WHAT YOU HAVE TO DO: Write out the records again, exactly, leaving none out.

• • • • • • •

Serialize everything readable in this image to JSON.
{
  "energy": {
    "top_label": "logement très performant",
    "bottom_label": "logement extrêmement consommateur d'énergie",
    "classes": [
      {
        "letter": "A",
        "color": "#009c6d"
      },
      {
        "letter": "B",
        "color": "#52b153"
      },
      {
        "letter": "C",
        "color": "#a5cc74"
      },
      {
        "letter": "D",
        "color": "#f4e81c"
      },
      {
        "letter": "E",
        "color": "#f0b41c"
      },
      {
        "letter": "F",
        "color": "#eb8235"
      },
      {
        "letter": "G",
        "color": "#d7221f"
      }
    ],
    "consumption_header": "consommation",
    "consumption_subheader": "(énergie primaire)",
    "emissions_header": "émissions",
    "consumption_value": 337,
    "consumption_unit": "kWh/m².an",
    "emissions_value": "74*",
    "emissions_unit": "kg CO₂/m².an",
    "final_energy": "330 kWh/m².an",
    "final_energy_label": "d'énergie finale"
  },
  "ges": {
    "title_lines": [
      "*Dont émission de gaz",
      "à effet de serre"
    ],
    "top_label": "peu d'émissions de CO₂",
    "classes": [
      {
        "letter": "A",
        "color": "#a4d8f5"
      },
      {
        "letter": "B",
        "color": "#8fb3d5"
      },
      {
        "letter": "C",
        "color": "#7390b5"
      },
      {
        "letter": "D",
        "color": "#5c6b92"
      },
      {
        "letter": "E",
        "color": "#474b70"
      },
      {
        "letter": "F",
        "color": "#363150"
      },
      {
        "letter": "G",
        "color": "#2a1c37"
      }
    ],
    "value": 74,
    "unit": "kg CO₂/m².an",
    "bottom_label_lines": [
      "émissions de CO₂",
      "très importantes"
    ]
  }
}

• • • • • • •

WORKED SOLUTION:
Serialize everything readable in this image to JSON.
{
  "energy": {
    "top_label": "logement très performant",
    "bottom_label": "logement extrêmement consommateur d'énergie",
    "classes": [
      {
        "letter": "A",
        "color": "#009c6d"
      },
      {
        "letter": "B",
        "color": "#52b153"
      },
      {
        "letter": "C",
        "color": "#a5cc74"
      },
      {
        "letter": "D",
        "color": "#f4e81c"
      },
      {
        "letter": "E",
        "color": "#f0b41c"
      },
      {
        "letter": "F",
        "color": "#eb8235"
      },
      {
        "letter": "G",
        "color": "#d7221f"
      }
    ],
    "consumption_header": "consommation",
    "consumption_subheader": "(énergie primaire)",
    "emissions_header": "émissions",
    "consumption_value": 337,
    "consumption_unit": "kWh/m².an",
    "emissions_value": "74*",
    "emissions_unit": "kg CO₂/m².an",
    "final_energy": "330 kWh/m².an",
    "final_energy_label": "d'énergie finale"
  },
  "ges": {
    "title_lines": [
      "*Dont émission de gaz",
      "à effet de serre"
    ],
    "top_label": "peu d'émissions de CO₂",
    "classes": [
      {
        "letter": "A",
        "color": "#a4d8f5"
      },
      {
        "letter": "B",
        "color": "#8fb3d5"
      },
      {
        "letter": "C",
        "color": "#7390b5"
      },
      {
        "letter": "D",
        "color": "#5c6b92"
      },
      {
        "letter": "E",
        "color": "#474b70"
      },
      {
        "letter": "F",
        "color": "#363150"
      },
      {
        "letter": "G",
        "color": "#2a1c37"
      }
    ],
    "value": 74,
    "unit": "kg CO₂/m².an",
    "bottom_label_lines": [
      "émissions de CO₂",
      "très importantes"
    ]
  }
}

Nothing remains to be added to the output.